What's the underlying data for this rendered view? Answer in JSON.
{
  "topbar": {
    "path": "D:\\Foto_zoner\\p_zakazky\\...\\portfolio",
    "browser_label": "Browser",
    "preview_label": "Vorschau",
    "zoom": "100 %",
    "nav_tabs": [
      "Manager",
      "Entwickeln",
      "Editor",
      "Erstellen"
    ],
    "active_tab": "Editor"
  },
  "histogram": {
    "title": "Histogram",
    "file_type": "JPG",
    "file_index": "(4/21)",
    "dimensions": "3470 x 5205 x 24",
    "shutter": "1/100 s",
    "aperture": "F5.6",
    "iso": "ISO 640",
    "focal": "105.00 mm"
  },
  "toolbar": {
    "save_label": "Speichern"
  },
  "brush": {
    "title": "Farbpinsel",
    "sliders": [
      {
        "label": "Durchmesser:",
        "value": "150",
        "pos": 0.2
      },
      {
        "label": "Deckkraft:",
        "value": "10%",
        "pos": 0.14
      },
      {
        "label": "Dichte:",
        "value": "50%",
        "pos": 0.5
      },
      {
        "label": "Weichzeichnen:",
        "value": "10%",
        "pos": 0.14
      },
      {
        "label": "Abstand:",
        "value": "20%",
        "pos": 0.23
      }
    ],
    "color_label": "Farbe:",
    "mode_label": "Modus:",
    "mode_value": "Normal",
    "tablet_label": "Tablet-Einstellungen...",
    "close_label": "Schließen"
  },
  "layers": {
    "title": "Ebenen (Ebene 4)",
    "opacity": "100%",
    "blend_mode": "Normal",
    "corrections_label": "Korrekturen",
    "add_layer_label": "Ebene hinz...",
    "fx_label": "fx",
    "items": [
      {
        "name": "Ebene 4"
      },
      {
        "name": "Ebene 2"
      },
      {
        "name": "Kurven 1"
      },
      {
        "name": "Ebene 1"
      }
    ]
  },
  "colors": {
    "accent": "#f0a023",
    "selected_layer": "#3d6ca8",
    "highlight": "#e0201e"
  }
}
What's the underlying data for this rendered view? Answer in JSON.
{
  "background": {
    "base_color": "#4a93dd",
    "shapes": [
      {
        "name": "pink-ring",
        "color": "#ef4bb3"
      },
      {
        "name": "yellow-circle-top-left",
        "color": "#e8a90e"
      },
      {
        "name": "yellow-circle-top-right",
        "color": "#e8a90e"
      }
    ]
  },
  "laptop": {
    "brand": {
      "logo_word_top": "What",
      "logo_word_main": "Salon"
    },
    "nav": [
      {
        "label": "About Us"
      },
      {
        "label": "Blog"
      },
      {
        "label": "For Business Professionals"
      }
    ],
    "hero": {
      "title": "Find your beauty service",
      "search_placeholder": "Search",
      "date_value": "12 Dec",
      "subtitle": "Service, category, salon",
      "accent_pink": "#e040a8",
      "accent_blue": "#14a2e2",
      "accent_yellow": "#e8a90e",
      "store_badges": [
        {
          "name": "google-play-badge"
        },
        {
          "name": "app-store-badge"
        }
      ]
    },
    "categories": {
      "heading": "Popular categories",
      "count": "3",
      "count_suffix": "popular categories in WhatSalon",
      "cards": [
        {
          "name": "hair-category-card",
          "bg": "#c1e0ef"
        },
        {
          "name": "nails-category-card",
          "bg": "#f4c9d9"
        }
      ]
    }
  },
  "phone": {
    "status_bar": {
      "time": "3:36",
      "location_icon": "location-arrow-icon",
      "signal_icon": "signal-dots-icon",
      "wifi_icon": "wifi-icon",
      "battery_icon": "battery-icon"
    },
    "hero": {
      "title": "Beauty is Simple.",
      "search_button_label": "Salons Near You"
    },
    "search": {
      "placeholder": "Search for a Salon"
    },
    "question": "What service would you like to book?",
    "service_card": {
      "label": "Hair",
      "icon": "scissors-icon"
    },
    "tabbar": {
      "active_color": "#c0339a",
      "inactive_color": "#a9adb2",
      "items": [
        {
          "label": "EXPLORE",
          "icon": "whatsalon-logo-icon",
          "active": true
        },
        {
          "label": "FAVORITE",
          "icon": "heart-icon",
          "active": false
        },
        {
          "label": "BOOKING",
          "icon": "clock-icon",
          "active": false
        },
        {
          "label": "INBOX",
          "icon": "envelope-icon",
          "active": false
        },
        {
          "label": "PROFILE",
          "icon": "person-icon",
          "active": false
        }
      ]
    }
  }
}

-=-=-=-=-

Working from the material above, retype it in its entirety without change.

* **COMPLETE OUTPUT**
What's the underlying data for this rendered view? Answer in JSON.
{
  "topbar": {
    "path": "D:\\Foto_zoner\\p_zakazky\\...\\portfolio",
    "browser_label": "Browser",
    "preview_label": "Vorschau",
    "zoom": "100 %",
    "nav_tabs": [
      "Manager",
      "Entwickeln",
      "Editor",
      "Erstellen"
    ],
    "active_tab": "Editor"
  },
  "histogram": {
    "title": "Histogram",
    "file_type": "JPG",
    "file_index": "(4/21)",
    "dimensions": "3470 x 5205 x 24",
    "shutter": "1/100 s",
    "aperture": "F5.6",
    "iso": "ISO 640",
    "focal": "105.00 mm"
  },
  "toolbar": {
    "save_label": "Speichern"
  },
  "brush": {
    "title": "Farbpinsel",
    "sliders": [
      {
        "label": "Durchmesser:",
        "value": "150",
        "pos": 0.2
      },
      {
        "label": "Deckkraft:",
        "value": "10%",
        "pos": 0.14
      },
      {
        "label": "Dichte:",
        "value": "50%",
        "pos": 0.5
      },
      {
        "label": "Weichzeichnen:",
        "value": "10%",
        "pos": 0.14
      },
      {
        "label": "Abstand:",
        "value": "20%",
        "pos": 0.23
      }
    ],
    "color_label": "Farbe:",
    "mode_label": "Modus:",
    "mode_value": "Normal",
    "tablet_label": "Tablet-Einstellungen...",
    "close_label": "Schließen"
  },
  "layers": {
    "title": "Ebenen (Ebene 4)",
    "opacity": "100%",
    "blend_mode": "Normal",
    "corrections_label": "Korrekturen",
    "add_layer_label": "Ebene hinz...",
    "fx_label": "fx",
    "items": [
      {
        "name": "Ebene 4"
      },
      {
        "name": "Ebene 2"
      },
      {
        "name": "Kurven 1"
      },
      {
        "name": "Ebene 1"
      }
    ]
  },
  "colors": {
    "accent": "#f0a023",
    "selected_layer": "#3d6ca8",
    "highlight": "#e0201e"
  }
}
What's the underlying data for this rendered view? Answer in JSON.
{
  "background": {
    "base_color": "#4a93dd",
    "shapes": [
      {
        "name": "pink-ring",
        "color": "#ef4bb3"
      },
      {
        "name": "yellow-circle-top-left",
        "color": "#e8a90e"
      },
      {
        "name": "yellow-circle-top-right",
        "color": "#e8a90e"
      }
    ]
  },
  "laptop": {
    "brand": {
      "logo_word_top": "What",
      "logo_word_main": "Salon"
    },
    "nav": [
      {
        "label": "About Us"
      },
      {
        "label": "Blog"
      },
      {
        "label": "For Business Professionals"
      }
    ],
    "hero": {
      "title": "Find your beauty service",
      "search_placeholder": "Search",
      "date_value": "12 Dec",
      "subtitle": "Service, category, salon",
      "accent_pink": "#e040a8",
      "accent_blue": "#14a2e2",
      "accent_yellow": "#e8a90e",
      "store_badges": [
        {
          "name": "google-play-badge"
        },
        {
          "name": "app-store-badge"
        }
      ]
    },
    "categories": {
      "heading": "Popular categories",
      "count": "3",
      "count_suffix": "popular categories in WhatSalon",
      "cards": [
        {
          "name": "hair-category-card",
          "bg": "#c1e0ef"
        },
        {
          "name": "nails-category-card",
          "bg": "#f4c9d9"
        }
      ]
    }
  },
  "phone": {
    "status_bar": {
      "time": "3:36",
      "location_icon": "location-arrow-icon",
      "signal_icon": "signal-dots-icon",
      "wifi_icon": "wifi-icon",
      "battery_icon": "battery-icon"
    },
    "hero": {
      "title": "Beauty is Simple.",
      "search_button_label": "Salons Near You"
    },
    "search": {
      "placeholder": "Search for a Salon"
    },
    "question": "What service would you like to book?",
    "service_card": {
      "label": "Hair",
      "icon": "scissors-icon"
    },
    "tabbar": {
      "active_color": "#c0339a",
      "inactive_color": "#a9adb2",
      "items": [
        {
          "label": "EXPLORE",
          "icon": "whatsalon-logo-icon",
          "active": true
        },
        {
          "label": "FAVORITE",
          "icon": "heart-icon",
          "active": false
        },
        {
          "label": "BOOKING",
          "icon": "clock-icon",
          "active": false
        },
        {
          "label": "INBOX",
          "icon": "envelope-icon",
          "active": false
        },
        {
          "label": "PROFILE",
          "icon": "person-icon",
          "active": false
        }
      ]
    }
  }
}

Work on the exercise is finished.